**YOUR INSTRUCTIONS**. Copy out all lines that carry the word "nuestras".

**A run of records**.
____

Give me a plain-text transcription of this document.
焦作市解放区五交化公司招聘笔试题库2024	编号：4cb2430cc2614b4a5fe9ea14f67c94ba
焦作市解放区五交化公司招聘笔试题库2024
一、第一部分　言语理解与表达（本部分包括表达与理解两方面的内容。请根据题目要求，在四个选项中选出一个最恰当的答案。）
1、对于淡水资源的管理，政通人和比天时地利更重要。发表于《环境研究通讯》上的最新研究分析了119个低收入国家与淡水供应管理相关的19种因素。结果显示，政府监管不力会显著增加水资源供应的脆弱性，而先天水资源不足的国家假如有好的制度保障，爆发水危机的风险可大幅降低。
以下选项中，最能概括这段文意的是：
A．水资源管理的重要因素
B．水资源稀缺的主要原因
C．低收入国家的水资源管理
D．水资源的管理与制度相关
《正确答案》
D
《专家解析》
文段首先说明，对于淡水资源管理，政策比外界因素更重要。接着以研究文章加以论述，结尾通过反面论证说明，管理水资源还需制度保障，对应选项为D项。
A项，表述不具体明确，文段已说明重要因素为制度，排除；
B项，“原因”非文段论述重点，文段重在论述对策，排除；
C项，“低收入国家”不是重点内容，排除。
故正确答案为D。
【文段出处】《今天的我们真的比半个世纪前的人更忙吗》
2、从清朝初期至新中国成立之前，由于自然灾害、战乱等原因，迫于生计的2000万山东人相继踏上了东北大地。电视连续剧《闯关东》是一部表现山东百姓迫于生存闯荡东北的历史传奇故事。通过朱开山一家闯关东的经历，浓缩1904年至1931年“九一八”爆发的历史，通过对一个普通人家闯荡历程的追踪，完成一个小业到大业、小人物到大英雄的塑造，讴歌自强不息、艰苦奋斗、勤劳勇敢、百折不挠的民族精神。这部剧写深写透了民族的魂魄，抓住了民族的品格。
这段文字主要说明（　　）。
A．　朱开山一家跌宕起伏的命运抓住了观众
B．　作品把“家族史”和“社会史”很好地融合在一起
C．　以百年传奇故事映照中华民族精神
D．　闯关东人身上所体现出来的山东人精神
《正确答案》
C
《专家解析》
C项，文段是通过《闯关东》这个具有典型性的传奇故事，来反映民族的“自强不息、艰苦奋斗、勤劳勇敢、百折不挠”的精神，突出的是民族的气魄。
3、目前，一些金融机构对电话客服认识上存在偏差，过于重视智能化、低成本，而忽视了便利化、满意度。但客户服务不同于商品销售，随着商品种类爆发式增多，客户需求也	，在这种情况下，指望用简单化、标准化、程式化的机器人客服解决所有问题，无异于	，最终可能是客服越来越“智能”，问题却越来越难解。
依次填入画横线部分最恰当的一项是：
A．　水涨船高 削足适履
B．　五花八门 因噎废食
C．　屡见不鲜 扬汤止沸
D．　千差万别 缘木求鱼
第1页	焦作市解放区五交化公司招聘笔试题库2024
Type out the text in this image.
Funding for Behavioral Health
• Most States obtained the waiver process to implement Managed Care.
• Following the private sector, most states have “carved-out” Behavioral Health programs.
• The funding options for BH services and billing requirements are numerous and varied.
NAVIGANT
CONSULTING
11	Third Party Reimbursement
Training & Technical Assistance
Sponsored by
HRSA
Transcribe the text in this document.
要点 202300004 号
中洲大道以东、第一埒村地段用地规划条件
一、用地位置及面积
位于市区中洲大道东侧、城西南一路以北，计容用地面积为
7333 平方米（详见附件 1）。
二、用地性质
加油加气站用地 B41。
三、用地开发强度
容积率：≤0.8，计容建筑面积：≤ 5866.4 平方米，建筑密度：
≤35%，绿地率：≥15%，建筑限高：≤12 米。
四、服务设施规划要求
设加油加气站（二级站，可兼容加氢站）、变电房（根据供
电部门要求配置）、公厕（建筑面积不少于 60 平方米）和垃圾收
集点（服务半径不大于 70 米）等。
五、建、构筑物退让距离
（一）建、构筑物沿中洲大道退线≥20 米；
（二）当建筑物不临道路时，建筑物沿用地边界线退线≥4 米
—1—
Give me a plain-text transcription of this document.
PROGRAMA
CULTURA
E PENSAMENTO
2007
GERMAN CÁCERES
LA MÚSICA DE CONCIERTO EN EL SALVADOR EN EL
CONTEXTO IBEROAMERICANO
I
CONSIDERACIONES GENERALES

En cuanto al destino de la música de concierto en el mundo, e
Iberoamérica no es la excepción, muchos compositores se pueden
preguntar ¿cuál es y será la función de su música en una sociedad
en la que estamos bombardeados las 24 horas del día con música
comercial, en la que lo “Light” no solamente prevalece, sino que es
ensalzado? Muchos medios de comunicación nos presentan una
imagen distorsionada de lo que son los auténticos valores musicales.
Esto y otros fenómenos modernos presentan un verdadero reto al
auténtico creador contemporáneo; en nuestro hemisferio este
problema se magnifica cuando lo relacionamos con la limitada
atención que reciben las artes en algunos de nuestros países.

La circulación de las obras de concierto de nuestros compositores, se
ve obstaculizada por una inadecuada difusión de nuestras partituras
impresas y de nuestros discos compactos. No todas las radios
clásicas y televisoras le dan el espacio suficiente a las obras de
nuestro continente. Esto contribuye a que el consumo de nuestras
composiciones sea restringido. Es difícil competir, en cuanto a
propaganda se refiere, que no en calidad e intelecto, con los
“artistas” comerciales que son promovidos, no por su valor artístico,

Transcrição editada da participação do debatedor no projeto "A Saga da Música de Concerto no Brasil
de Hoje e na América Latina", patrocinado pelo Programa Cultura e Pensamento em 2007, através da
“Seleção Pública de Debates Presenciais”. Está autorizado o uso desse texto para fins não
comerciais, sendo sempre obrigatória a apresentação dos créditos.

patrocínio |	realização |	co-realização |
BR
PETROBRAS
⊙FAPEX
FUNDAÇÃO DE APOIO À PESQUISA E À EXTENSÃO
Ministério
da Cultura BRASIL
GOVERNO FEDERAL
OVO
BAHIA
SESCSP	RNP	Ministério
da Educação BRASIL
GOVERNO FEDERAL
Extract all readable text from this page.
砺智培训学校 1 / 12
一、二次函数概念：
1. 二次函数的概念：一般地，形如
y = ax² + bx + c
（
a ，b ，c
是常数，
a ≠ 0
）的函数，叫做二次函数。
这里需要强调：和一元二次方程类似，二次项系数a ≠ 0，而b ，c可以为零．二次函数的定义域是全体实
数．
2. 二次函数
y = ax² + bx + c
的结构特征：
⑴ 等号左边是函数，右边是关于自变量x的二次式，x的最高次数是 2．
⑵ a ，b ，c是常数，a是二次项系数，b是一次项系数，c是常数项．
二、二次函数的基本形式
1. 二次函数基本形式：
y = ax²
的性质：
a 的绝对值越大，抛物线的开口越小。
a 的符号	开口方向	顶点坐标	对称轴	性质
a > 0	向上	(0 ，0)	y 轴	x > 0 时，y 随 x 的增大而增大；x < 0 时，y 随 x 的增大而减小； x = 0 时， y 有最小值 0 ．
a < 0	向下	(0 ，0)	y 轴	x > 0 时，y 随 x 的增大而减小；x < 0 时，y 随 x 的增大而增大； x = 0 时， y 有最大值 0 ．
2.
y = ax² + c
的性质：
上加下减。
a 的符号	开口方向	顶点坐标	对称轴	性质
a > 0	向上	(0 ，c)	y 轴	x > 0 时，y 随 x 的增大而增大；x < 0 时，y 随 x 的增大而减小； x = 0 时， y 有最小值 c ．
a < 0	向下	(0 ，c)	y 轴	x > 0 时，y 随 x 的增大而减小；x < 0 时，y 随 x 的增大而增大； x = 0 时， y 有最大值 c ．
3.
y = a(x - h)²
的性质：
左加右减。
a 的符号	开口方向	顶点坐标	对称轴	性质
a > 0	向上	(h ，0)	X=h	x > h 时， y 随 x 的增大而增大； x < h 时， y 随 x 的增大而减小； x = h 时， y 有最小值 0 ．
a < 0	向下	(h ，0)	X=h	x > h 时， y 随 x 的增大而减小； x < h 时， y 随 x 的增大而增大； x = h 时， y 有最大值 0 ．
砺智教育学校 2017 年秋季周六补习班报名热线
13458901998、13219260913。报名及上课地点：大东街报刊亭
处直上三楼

____

**SOLUTION TO THIS PROBLEM**.
ve obstaculizada por una inadecuada difusión de nuestras partituras
nuestro continente. Esto contribuye a que el consumo de nuestras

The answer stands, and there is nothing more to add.